**Given records**
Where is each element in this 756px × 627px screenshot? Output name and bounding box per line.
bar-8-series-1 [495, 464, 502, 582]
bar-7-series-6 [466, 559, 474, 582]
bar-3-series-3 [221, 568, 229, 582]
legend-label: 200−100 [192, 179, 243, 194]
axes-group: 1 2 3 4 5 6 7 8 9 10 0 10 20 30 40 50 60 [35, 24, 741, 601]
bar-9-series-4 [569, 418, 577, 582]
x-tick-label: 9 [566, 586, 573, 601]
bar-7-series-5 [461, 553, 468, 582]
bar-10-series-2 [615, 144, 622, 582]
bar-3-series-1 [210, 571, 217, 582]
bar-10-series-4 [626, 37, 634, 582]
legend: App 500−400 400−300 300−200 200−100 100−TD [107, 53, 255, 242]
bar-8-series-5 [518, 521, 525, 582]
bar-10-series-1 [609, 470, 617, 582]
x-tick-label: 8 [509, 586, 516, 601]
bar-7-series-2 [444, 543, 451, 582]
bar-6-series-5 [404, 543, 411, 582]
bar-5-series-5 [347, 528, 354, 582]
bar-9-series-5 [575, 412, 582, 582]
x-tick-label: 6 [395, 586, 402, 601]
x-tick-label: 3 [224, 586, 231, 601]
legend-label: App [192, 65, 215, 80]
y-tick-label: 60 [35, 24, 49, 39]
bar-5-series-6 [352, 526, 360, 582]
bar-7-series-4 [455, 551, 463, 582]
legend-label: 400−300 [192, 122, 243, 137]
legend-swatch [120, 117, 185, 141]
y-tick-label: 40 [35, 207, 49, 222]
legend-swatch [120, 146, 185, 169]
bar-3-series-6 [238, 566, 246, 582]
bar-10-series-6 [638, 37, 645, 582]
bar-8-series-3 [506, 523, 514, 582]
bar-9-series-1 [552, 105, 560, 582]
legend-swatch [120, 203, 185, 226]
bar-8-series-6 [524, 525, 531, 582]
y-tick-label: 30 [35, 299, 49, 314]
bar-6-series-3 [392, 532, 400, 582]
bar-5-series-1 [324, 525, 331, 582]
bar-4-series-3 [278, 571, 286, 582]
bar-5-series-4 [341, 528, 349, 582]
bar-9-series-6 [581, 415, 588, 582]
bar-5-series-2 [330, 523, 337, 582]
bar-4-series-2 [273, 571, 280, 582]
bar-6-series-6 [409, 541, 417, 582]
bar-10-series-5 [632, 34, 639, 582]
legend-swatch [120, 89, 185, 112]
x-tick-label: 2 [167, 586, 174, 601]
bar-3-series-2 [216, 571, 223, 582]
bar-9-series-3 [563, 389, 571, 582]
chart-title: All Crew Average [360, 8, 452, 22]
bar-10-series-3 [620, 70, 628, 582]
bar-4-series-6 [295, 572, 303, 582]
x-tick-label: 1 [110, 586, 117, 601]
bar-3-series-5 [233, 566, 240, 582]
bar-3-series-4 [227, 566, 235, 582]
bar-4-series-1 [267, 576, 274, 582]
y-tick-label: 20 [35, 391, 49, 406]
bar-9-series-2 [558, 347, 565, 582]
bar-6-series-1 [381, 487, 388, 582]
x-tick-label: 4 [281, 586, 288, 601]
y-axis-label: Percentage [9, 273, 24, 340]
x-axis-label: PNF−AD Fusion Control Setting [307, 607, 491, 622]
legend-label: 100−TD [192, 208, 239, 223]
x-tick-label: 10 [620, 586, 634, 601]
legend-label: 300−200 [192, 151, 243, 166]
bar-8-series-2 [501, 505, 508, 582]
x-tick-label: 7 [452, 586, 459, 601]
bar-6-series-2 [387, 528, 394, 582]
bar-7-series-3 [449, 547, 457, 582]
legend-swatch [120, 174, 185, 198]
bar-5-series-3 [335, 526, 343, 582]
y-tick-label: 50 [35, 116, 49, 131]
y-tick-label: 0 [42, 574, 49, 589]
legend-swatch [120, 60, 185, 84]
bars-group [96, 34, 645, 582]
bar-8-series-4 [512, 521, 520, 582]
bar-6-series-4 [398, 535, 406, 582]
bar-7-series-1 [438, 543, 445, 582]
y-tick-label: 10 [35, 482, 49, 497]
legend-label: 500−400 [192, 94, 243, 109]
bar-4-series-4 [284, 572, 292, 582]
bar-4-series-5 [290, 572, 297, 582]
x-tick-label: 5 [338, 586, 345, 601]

**Short task**
Reproduce the records above line for line, without any changes.

**Solution to this exercise**
Where is each element in this 756px × 627px screenshot? Output name and bounding box per line.
bar-8-series-1 [495, 464, 502, 582]
bar-7-series-6 [466, 559, 474, 582]
bar-3-series-3 [221, 568, 229, 582]
legend-label: 200−100 [192, 179, 243, 194]
axes-group: 1 2 3 4 5 6 7 8 9 10 0 10 20 30 40 50 60 [35, 24, 741, 601]
bar-9-series-4 [569, 418, 577, 582]
x-tick-label: 9 [566, 586, 573, 601]
bar-7-series-5 [461, 553, 468, 582]
bar-10-series-2 [615, 144, 622, 582]
bar-3-series-1 [210, 571, 217, 582]
bar-10-series-4 [626, 37, 634, 582]
legend: App 500−400 400−300 300−200 200−100 100−TD [107, 53, 255, 242]
bar-8-series-5 [518, 521, 525, 582]
bar-10-series-1 [609, 470, 617, 582]
x-tick-label: 8 [509, 586, 516, 601]
bar-7-series-2 [444, 543, 451, 582]
bar-6-series-5 [404, 543, 411, 582]
bar-5-series-5 [347, 528, 354, 582]
bar-9-series-5 [575, 412, 582, 582]
x-tick-label: 6 [395, 586, 402, 601]
x-tick-label: 3 [224, 586, 231, 601]
legend-label: App [192, 65, 215, 80]
y-tick-label: 60 [35, 24, 49, 39]
bar-5-series-6 [352, 526, 360, 582]
bar-7-series-4 [455, 551, 463, 582]
legend-label: 400−300 [192, 122, 243, 137]
legend-swatch [120, 117, 185, 141]
y-tick-label: 40 [35, 207, 49, 222]
legend-swatch [120, 146, 185, 169]
bar-3-series-6 [238, 566, 246, 582]
bar-10-series-6 [638, 37, 645, 582]
bar-8-series-3 [506, 523, 514, 582]
bar-9-series-1 [552, 105, 560, 582]
legend-swatch [120, 203, 185, 226]
bar-8-series-6 [524, 525, 531, 582]
y-tick-label: 30 [35, 299, 49, 314]
bar-6-series-3 [392, 532, 400, 582]
bar-5-series-1 [324, 525, 331, 582]
bar-4-series-3 [278, 571, 286, 582]
bar-5-series-4 [341, 528, 349, 582]
bar-9-series-6 [581, 415, 588, 582]
bar-5-series-2 [330, 523, 337, 582]
bar-4-series-2 [273, 571, 280, 582]
bar-6-series-6 [409, 541, 417, 582]
bar-10-series-5 [632, 34, 639, 582]
legend-swatch [120, 89, 185, 112]
x-tick-label: 2 [167, 586, 174, 601]
bar-3-series-2 [216, 571, 223, 582]
bar-9-series-3 [563, 389, 571, 582]
chart-title: All Crew Average [360, 8, 452, 22]
bar-10-series-3 [620, 70, 628, 582]
bar-4-series-6 [295, 572, 303, 582]
x-tick-label: 1 [110, 586, 117, 601]
bar-3-series-5 [233, 566, 240, 582]
bar-3-series-4 [227, 566, 235, 582]
bar-4-series-1 [267, 576, 274, 582]
y-tick-label: 20 [35, 391, 49, 406]
bar-9-series-2 [558, 347, 565, 582]
bar-6-series-1 [381, 487, 388, 582]
x-tick-label: 4 [281, 586, 288, 601]
y-axis-label: Percentage [9, 273, 24, 340]
x-axis-label: PNF−AD Fusion Control Setting [307, 607, 491, 622]
legend-label: 100−TD [192, 208, 239, 223]
x-tick-label: 10 [620, 586, 634, 601]
legend-label: 300−200 [192, 151, 243, 166]
bar-8-series-2 [501, 505, 508, 582]
x-tick-label: 7 [452, 586, 459, 601]
bar-6-series-2 [387, 528, 394, 582]
bar-7-series-3 [449, 547, 457, 582]
legend-swatch [120, 174, 185, 198]
bar-5-series-3 [335, 526, 343, 582]
y-tick-label: 50 [35, 116, 49, 131]
y-tick-label: 0 [42, 574, 49, 589]
legend-swatch [120, 60, 185, 84]
bars-group [96, 34, 645, 582]
bar-8-series-4 [512, 521, 520, 582]
bar-6-series-4 [398, 535, 406, 582]
bar-7-series-1 [438, 543, 445, 582]
y-tick-label: 10 [35, 482, 49, 497]
legend-label: 500−400 [192, 94, 243, 109]
bar-4-series-4 [284, 572, 292, 582]
bar-4-series-5 [290, 572, 297, 582]
x-tick-label: 5 [338, 586, 345, 601]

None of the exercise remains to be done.